(Required task): Return the listing unchanged from its beginning down to and including the line that contains "The second horizontal rectangular microstrip patch 32 is at", and leave the pictures out of your answer.

(Input rows):
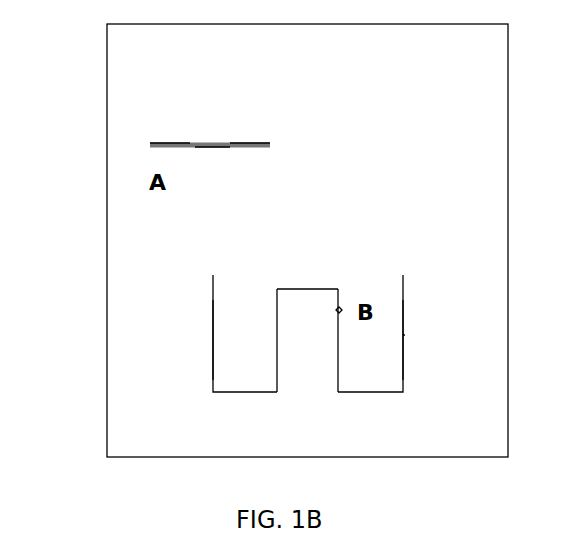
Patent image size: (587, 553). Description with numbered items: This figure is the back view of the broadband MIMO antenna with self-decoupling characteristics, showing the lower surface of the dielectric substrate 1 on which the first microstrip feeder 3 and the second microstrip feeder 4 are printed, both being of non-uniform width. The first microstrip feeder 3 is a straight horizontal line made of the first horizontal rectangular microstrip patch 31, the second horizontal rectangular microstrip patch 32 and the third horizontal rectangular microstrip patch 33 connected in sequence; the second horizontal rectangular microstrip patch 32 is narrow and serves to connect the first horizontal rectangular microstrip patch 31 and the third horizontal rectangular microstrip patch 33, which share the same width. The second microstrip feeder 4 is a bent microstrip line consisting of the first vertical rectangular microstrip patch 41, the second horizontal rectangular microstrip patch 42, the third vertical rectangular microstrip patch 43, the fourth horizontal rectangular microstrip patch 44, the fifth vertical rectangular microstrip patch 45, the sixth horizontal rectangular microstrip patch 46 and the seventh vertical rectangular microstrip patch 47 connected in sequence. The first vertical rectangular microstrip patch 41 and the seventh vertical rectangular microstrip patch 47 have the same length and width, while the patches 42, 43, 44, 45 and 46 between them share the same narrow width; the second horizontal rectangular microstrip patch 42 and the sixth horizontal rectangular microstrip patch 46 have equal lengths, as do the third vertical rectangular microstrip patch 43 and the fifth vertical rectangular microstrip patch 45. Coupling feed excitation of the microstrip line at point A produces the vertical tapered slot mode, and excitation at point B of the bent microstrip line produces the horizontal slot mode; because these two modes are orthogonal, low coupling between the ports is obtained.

The dielectric substrate 1 is at (442, 172).
The first microstrip feeder 3 is at (152, 145).
The first horizontal rectangular microstrip patch 31 is at (170, 136).
The second horizontal rectangular microstrip patch 32 is at (213, 155).
The third horizontal rectangular microstrip patch 33 is at (250, 134).
The second microstrip feeder 4 is at (408, 335).
The first vertical rectangular microstrip patch 41 is at (210, 340).
The second horizontal rectangular microstrip patch 42 is at (243, 395).
The third vertical rectangular microstrip patch 43 is at (275, 340).
The fourth horizontal rectangular microstrip patch 44 is at (305, 283).
The fifth vertical rectangular microstrip patch 45 is at (334, 341).
The sixth horizontal rectangular microstrip patch 46 is at (367, 395).
The seventh vertical rectangular microstrip patch 47 is at (400, 353).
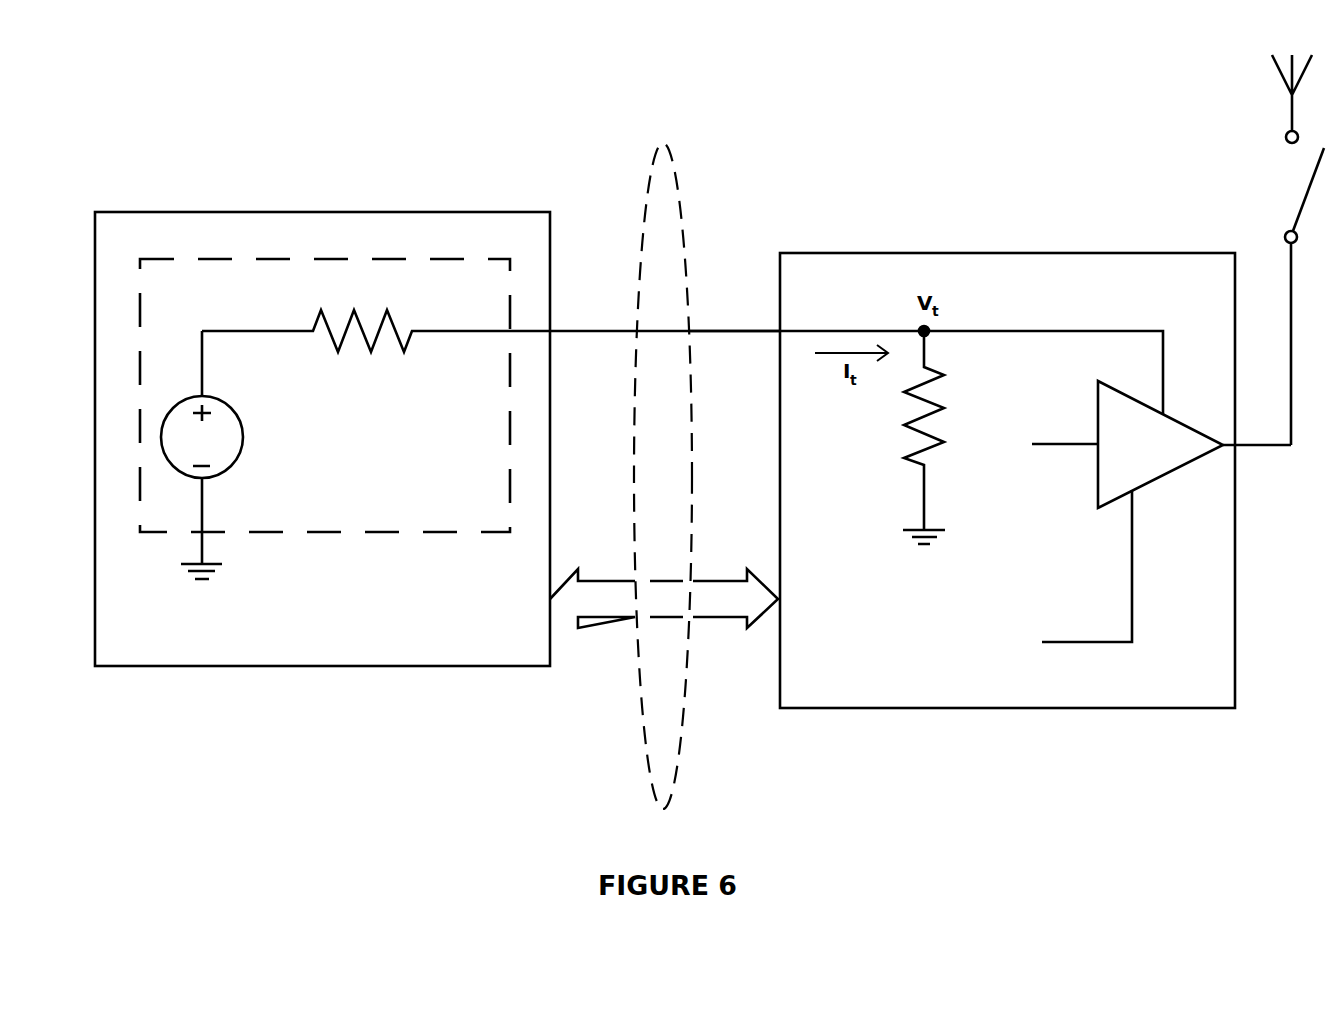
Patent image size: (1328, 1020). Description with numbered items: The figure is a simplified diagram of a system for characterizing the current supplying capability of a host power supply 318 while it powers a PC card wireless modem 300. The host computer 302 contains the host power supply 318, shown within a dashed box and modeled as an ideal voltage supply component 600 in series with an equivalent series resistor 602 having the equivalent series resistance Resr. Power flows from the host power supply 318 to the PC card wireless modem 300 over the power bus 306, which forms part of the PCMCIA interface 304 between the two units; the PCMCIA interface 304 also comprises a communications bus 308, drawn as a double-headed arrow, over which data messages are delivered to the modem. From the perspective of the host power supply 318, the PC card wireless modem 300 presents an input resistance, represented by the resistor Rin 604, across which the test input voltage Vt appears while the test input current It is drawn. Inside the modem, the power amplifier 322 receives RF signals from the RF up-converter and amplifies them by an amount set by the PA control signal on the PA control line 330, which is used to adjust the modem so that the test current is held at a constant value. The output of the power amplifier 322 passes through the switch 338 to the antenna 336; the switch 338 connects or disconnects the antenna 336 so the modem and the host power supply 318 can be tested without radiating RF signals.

(Output for this exercise):
Patent image size: (587, 553). Description with numbered items: This figure is the back view of the broadband MIMO antenna with self-decoupling characteristics, showing the lower surface of the dielectric substrate 1 on which the first microstrip feeder 3 and the second microstrip feeder 4 are printed, both being of non-uniform width. The first microstrip feeder 3 is a straight horizontal line made of the first horizontal rectangular microstrip patch 31, the second horizontal rectangular microstrip patch 32 and the third horizontal rectangular microstrip patch 33 connected in sequence; the second horizontal rectangular microstrip patch 32 is narrow and serves to connect the first horizontal rectangular microstrip patch 31 and the third horizontal rectangular microstrip patch 33, which share the same width. The second microstrip feeder 4 is a bent microstrip line consisting of the first vertical rectangular microstrip patch 41, the second horizontal rectangular microstrip patch 42, the third vertical rectangular microstrip patch 43, the fourth horizontal rectangular microstrip patch 44, the fifth vertical rectangular microstrip patch 45, the sixth horizontal rectangular microstrip patch 46 and the seventh vertical rectangular microstrip patch 47 connected in sequence. The first vertical rectangular microstrip patch 41 and the seventh vertical rectangular microstrip patch 47 have the same length and width, while the patches 42, 43, 44, 45 and 46 between them share the same narrow width; the second horizontal rectangular microstrip patch 42 and the sixth horizontal rectangular microstrip patch 46 have equal lengths, as do the third vertical rectangular microstrip patch 43 and the fifth vertical rectangular microstrip patch 45. Coupling feed excitation of the microstrip line at point A produces the vertical tapered slot mode, and excitation at point B of the bent microstrip line produces the horizontal slot mode; because these two modes are orthogonal, low coupling between the ports is obtained.

The dielectric substrate 1 is at (442, 172).
The first microstrip feeder 3 is at (152, 145).
The first horizontal rectangular microstrip patch 31 is at (170, 136).
The second horizontal rectangular microstrip patch 32 is at (213, 155).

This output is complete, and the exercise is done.